## EXERCISE TASK
Write out every record in full, exactly as written, please.

## RECORDS PROVIDED
|---|

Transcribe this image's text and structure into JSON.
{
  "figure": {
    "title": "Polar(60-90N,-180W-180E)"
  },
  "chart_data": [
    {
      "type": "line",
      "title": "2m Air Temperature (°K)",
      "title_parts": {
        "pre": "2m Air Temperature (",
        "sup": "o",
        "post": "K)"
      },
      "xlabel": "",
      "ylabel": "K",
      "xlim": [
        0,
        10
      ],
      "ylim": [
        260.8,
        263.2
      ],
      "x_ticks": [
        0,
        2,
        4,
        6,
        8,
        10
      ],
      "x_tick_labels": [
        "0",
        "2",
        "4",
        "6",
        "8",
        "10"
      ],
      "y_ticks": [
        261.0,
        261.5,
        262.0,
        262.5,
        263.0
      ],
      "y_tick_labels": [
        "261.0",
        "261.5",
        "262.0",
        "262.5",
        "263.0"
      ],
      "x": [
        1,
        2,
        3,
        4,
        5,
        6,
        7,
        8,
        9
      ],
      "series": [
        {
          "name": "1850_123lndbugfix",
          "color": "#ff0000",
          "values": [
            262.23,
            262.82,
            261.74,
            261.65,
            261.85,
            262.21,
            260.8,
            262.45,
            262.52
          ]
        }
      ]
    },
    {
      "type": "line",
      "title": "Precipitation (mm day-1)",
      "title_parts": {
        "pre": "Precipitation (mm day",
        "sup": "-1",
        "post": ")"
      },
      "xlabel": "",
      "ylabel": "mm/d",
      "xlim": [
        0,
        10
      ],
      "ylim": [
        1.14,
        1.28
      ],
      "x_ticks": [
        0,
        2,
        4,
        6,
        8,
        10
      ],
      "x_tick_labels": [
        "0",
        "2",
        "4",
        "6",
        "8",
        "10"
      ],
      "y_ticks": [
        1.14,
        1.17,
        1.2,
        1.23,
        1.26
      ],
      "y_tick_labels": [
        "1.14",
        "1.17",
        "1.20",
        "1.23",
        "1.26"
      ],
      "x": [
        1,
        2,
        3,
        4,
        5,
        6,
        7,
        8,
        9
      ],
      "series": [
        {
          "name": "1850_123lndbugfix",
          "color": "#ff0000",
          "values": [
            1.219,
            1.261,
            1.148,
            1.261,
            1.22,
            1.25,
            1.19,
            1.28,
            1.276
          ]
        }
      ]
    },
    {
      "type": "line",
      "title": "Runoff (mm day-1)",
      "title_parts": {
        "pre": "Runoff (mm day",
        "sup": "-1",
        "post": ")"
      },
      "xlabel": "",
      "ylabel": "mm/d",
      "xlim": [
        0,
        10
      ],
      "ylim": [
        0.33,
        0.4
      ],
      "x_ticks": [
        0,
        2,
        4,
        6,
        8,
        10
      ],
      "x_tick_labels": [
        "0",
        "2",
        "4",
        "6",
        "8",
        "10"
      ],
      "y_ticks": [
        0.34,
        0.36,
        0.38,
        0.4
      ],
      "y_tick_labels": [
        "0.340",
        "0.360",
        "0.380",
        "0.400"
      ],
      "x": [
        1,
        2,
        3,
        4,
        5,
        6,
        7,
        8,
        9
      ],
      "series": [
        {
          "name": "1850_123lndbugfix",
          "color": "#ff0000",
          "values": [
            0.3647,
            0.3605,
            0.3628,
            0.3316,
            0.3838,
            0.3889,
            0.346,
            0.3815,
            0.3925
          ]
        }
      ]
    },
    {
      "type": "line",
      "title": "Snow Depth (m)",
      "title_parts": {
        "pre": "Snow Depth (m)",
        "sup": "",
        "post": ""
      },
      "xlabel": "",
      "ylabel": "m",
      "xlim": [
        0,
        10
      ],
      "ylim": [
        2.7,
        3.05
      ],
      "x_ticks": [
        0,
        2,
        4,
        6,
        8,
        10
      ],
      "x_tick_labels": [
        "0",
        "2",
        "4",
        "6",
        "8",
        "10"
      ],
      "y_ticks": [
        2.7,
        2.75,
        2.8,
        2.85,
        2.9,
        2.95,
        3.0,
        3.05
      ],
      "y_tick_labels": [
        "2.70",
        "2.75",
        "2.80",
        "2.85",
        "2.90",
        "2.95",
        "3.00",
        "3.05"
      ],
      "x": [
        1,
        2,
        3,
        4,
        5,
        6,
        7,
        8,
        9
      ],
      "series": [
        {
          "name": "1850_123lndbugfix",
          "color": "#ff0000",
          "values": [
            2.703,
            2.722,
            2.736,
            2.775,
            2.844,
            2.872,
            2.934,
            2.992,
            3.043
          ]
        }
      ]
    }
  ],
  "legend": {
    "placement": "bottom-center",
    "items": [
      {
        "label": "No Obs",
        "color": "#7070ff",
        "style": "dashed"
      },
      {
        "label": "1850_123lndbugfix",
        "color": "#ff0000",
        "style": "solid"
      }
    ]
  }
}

|---|

## EXPECTED ANSWER
Transcribe this image's text and structure into JSON.
{
  "figure": {
    "title": "Polar(60-90N,-180W-180E)"
  },
  "chart_data": [
    {
      "type": "line",
      "title": "2m Air Temperature (°K)",
      "title_parts": {
        "pre": "2m Air Temperature (",
        "sup": "o",
        "post": "K)"
      },
      "xlabel": "",
      "ylabel": "K",
      "xlim": [
        0,
        10
      ],
      "ylim": [
        260.8,
        263.2
      ],
      "x_ticks": [
        0,
        2,
        4,
        6,
        8,
        10
      ],
      "x_tick_labels": [
        "0",
        "2",
        "4",
        "6",
        "8",
        "10"
      ],
      "y_ticks": [
        261.0,
        261.5,
        262.0,
        262.5,
        263.0
      ],
      "y_tick_labels": [
        "261.0",
        "261.5",
        "262.0",
        "262.5",
        "263.0"
      ],
      "x": [
        1,
        2,
        3,
        4,
        5,
        6,
        7,
        8,
        9
      ],
      "series": [
        {
          "name": "1850_123lndbugfix",
          "color": "#ff0000",
          "values": [
            262.23,
            262.82,
            261.74,
            261.65,
            261.85,
            262.21,
            260.8,
            262.45,
            262.52
          ]
        }
      ]
    },
    {
      "type": "line",
      "title": "Precipitation (mm day-1)",
      "title_parts": {
        "pre": "Precipitation (mm day",
        "sup": "-1",
        "post": ")"
      },
      "xlabel": "",
      "ylabel": "mm/d",
      "xlim": [
        0,
        10
      ],
      "ylim": [
        1.14,
        1.28
      ],
      "x_ticks": [
        0,
        2,
        4,
        6,
        8,
        10
      ],
      "x_tick_labels": [
        "0",
        "2",
        "4",
        "6",
        "8",
        "10"
      ],
      "y_ticks": [
        1.14,
        1.17,
        1.2,
        1.23,
        1.26
      ],
      "y_tick_labels": [
        "1.14",
        "1.17",
        "1.20",
        "1.23",
        "1.26"
      ],
      "x": [
        1,
        2,
        3,
        4,
        5,
        6,
        7,
        8,
        9
      ],
      "series": [
        {
          "name": "1850_123lndbugfix",
          "color": "#ff0000",
          "values": [
            1.219,
            1.261,
            1.148,
            1.261,
            1.22,
            1.25,
            1.19,
            1.28,
            1.276
          ]
        }
      ]
    },
    {
      "type": "line",
      "title": "Runoff (mm day-1)",
      "title_parts": {
        "pre": "Runoff (mm day",
        "sup": "-1",
        "post": ")"
      },
      "xlabel": "",
      "ylabel": "mm/d",
      "xlim": [
        0,
        10
      ],
      "ylim": [
        0.33,
        0.4
      ],
      "x_ticks": [
        0,
        2,
        4,
        6,
        8,
        10
      ],
      "x_tick_labels": [
        "0",
        "2",
        "4",
        "6",
        "8",
        "10"
      ],
      "y_ticks": [
        0.34,
        0.36,
        0.38,
        0.4
      ],
      "y_tick_labels": [
        "0.340",
        "0.360",
        "0.380",
        "0.400"
      ],
      "x": [
        1,
        2,
        3,
        4,
        5,
        6,
        7,
        8,
        9
      ],
      "series": [
        {
          "name": "1850_123lndbugfix",
          "color": "#ff0000",
          "values": [
            0.3647,
            0.3605,
            0.3628,
            0.3316,
            0.3838,
            0.3889,
            0.346,
            0.3815,
            0.3925
          ]
        }
      ]
    },
    {
      "type": "line",
      "title": "Snow Depth (m)",
      "title_parts": {
        "pre": "Snow Depth (m)",
        "sup": "",
        "post": ""
      },
      "xlabel": "",
      "ylabel": "m",
      "xlim": [
        0,
        10
      ],
      "ylim": [
        2.7,
        3.05
      ],
      "x_ticks": [
        0,
        2,
        4,
        6,
        8,
        10
      ],
      "x_tick_labels": [
        "0",
        "2",
        "4",
        "6",
        "8",
        "10"
      ],
      "y_ticks": [
        2.7,
        2.75,
        2.8,
        2.85,
        2.9,
        2.95,
        3.0,
        3.05
      ],
      "y_tick_labels": [
        "2.70",
        "2.75",
        "2.80",
        "2.85",
        "2.90",
        "2.95",
        "3.00",
        "3.05"
      ],
      "x": [
        1,
        2,
        3,
        4,
        5,
        6,
        7,
        8,
        9
      ],
      "series": [
        {
          "name": "1850_123lndbugfix",
          "color": "#ff0000",
          "values": [
            2.703,
            2.722,
            2.736,
            2.775,
            2.844,
            2.872,
            2.934,
            2.992,
            3.043
          ]
        }
      ]
    }
  ],
  "legend": {
    "placement": "bottom-center",
    "items": [
      {
        "label": "No Obs",
        "color": "#7070ff",
        "style": "dashed"
      },
      {
        "label": "1850_123lndbugfix",
        "color": "#ff0000",
        "style": "solid"
      }
    ]
  }
}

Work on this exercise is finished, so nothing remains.